__DATASET RECORDS__
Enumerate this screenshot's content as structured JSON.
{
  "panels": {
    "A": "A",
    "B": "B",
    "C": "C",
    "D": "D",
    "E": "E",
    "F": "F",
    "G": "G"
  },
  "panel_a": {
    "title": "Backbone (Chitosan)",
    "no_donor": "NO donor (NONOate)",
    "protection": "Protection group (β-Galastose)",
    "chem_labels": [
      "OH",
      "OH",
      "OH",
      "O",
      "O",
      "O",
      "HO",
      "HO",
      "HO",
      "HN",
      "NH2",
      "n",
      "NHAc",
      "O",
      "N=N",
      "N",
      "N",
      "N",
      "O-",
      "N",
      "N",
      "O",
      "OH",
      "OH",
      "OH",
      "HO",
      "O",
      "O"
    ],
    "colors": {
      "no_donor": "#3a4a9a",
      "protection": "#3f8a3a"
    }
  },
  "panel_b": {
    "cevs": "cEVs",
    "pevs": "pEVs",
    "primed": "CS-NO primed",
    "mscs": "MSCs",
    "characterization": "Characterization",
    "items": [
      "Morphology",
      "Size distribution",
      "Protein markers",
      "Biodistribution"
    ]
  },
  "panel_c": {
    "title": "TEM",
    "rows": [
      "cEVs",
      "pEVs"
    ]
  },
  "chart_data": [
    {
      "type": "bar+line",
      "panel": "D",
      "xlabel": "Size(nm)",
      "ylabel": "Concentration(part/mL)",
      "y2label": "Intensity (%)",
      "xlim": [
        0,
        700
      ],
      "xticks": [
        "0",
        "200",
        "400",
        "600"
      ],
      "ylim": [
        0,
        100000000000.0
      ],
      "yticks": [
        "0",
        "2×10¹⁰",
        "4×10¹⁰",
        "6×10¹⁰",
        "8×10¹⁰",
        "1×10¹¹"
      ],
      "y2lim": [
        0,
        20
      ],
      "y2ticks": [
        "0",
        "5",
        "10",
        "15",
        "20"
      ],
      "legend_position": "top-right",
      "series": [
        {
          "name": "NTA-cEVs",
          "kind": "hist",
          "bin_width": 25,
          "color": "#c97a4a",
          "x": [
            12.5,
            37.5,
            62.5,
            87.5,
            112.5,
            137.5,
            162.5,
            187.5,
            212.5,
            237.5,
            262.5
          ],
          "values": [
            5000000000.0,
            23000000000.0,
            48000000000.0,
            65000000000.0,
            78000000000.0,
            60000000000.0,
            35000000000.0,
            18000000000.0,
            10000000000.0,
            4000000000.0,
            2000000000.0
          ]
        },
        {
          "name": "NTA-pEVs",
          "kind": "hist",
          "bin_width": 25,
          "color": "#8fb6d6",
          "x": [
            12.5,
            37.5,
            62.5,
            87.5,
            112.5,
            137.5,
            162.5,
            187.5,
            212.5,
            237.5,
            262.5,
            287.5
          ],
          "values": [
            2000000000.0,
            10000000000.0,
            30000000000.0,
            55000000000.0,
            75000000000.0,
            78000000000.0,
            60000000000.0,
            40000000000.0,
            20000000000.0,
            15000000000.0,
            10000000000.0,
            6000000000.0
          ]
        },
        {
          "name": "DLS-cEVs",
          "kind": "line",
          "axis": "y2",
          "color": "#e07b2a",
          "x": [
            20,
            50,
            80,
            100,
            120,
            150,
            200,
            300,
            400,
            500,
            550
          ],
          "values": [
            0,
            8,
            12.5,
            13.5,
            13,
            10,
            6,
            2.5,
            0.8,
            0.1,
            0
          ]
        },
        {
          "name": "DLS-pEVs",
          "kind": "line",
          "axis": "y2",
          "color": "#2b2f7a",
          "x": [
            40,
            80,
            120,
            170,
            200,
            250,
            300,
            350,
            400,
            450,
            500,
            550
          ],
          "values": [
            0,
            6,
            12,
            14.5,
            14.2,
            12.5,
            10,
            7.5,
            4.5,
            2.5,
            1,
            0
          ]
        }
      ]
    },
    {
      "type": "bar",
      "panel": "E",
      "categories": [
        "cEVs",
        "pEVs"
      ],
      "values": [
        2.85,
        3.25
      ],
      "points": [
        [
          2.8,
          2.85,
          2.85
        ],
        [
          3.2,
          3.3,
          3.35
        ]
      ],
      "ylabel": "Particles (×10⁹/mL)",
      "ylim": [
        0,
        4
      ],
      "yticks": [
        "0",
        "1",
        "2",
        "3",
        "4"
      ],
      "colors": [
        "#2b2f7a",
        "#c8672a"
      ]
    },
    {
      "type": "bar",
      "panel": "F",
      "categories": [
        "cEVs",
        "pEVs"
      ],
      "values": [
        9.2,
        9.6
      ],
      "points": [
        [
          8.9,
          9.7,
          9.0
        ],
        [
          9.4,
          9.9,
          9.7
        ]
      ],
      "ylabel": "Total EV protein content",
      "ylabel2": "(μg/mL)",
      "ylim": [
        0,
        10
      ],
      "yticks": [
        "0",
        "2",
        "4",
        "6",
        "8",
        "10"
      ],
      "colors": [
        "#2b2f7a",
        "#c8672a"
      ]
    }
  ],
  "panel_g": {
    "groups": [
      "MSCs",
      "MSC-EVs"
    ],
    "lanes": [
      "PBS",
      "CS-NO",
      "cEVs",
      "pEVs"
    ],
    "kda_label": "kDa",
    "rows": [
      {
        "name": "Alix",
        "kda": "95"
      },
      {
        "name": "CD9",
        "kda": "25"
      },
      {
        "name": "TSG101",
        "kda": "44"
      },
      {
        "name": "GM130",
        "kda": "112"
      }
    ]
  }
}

__ACTIVITY__
Every line of the data above should be retyped precisely.

__WORKED SOLUTION__
Enumerate this screenshot's content as structured JSON.
{
  "panels": {
    "A": "A",
    "B": "B",
    "C": "C",
    "D": "D",
    "E": "E",
    "F": "F",
    "G": "G"
  },
  "panel_a": {
    "title": "Backbone (Chitosan)",
    "no_donor": "NO donor (NONOate)",
    "protection": "Protection group (β-Galastose)",
    "chem_labels": [
      "OH",
      "OH",
      "OH",
      "O",
      "O",
      "O",
      "HO",
      "HO",
      "HO",
      "HN",
      "NH2",
      "n",
      "NHAc",
      "O",
      "N=N",
      "N",
      "N",
      "N",
      "O-",
      "N",
      "N",
      "O",
      "OH",
      "OH",
      "OH",
      "HO",
      "O",
      "O"
    ],
    "colors": {
      "no_donor": "#3a4a9a",
      "protection": "#3f8a3a"
    }
  },
  "panel_b": {
    "cevs": "cEVs",
    "pevs": "pEVs",
    "primed": "CS-NO primed",
    "mscs": "MSCs",
    "characterization": "Characterization",
    "items": [
      "Morphology",
      "Size distribution",
      "Protein markers",
      "Biodistribution"
    ]
  },
  "panel_c": {
    "title": "TEM",
    "rows": [
      "cEVs",
      "pEVs"
    ]
  },
  "chart_data": [
    {
      "type": "bar+line",
      "panel": "D",
      "xlabel": "Size(nm)",
      "ylabel": "Concentration(part/mL)",
      "y2label": "Intensity (%)",
      "xlim": [
        0,
        700
      ],
      "xticks": [
        "0",
        "200",
        "400",
        "600"
      ],
      "ylim": [
        0,
        100000000000.0
      ],
      "yticks": [
        "0",
        "2×10¹⁰",
        "4×10¹⁰",
        "6×10¹⁰",
        "8×10¹⁰",
        "1×10¹¹"
      ],
      "y2lim": [
        0,
        20
      ],
      "y2ticks": [
        "0",
        "5",
        "10",
        "15",
        "20"
      ],
      "legend_position": "top-right",
      "series": [
        {
          "name": "NTA-cEVs",
          "kind": "hist",
          "bin_width": 25,
          "color": "#c97a4a",
          "x": [
            12.5,
            37.5,
            62.5,
            87.5,
            112.5,
            137.5,
            162.5,
            187.5,
            212.5,
            237.5,
            262.5
          ],
          "values": [
            5000000000.0,
            23000000000.0,
            48000000000.0,
            65000000000.0,
            78000000000.0,
            60000000000.0,
            35000000000.0,
            18000000000.0,
            10000000000.0,
            4000000000.0,
            2000000000.0
          ]
        },
        {
          "name": "NTA-pEVs",
          "kind": "hist",
          "bin_width": 25,
          "color": "#8fb6d6",
          "x": [
            12.5,
            37.5,
            62.5,
            87.5,
            112.5,
            137.5,
            162.5,
            187.5,
            212.5,
            237.5,
            262.5,
            287.5
          ],
          "values": [
            2000000000.0,
            10000000000.0,
            30000000000.0,
            55000000000.0,
            75000000000.0,
            78000000000.0,
            60000000000.0,
            40000000000.0,
            20000000000.0,
            15000000000.0,
            10000000000.0,
            6000000000.0
          ]
        },
        {
          "name": "DLS-cEVs",
          "kind": "line",
          "axis": "y2",
          "color": "#e07b2a",
          "x": [
            20,
            50,
            80,
            100,
            120,
            150,
            200,
            300,
            400,
            500,
            550
          ],
          "values": [
            0,
            8,
            12.5,
            13.5,
            13,
            10,
            6,
            2.5,
            0.8,
            0.1,
            0
          ]
        },
        {
          "name": "DLS-pEVs",
          "kind": "line",
          "axis": "y2",
          "color": "#2b2f7a",
          "x": [
            40,
            80,
            120,
            170,
            200,
            250,
            300,
            350,
            400,
            450,
            500,
            550
          ],
          "values": [
            0,
            6,
            12,
            14.5,
            14.2,
            12.5,
            10,
            7.5,
            4.5,
            2.5,
            1,
            0
          ]
        }
      ]
    },
    {
      "type": "bar",
      "panel": "E",
      "categories": [
        "cEVs",
        "pEVs"
      ],
      "values": [
        2.85,
        3.25
      ],
      "points": [
        [
          2.8,
          2.85,
          2.85
        ],
        [
          3.2,
          3.3,
          3.35
        ]
      ],
      "ylabel": "Particles (×10⁹/mL)",
      "ylim": [
        0,
        4
      ],
      "yticks": [
        "0",
        "1",
        "2",
        "3",
        "4"
      ],
      "colors": [
        "#2b2f7a",
        "#c8672a"
      ]
    },
    {
      "type": "bar",
      "panel": "F",
      "categories": [
        "cEVs",
        "pEVs"
      ],
      "values": [
        9.2,
        9.6
      ],
      "points": [
        [
          8.9,
          9.7,
          9.0
        ],
        [
          9.4,
          9.9,
          9.7
        ]
      ],
      "ylabel": "Total EV protein content",
      "ylabel2": "(μg/mL)",
      "ylim": [
        0,
        10
      ],
      "yticks": [
        "0",
        "2",
        "4",
        "6",
        "8",
        "10"
      ],
      "colors": [
        "#2b2f7a",
        "#c8672a"
      ]
    }
  ],
  "panel_g": {
    "groups": [
      "MSCs",
      "MSC-EVs"
    ],
    "lanes": [
      "PBS",
      "CS-NO",
      "cEVs",
      "pEVs"
    ],
    "kda_label": "kDa",
    "rows": [
      {
        "name": "Alix",
        "kda": "95"
      },
      {
        "name": "CD9",
        "kda": "25"
      },
      {
        "name": "TSG101",
        "kda": "44"
      },
      {
        "name": "GM130",
        "kda": "112"
      }
    ]
  }
}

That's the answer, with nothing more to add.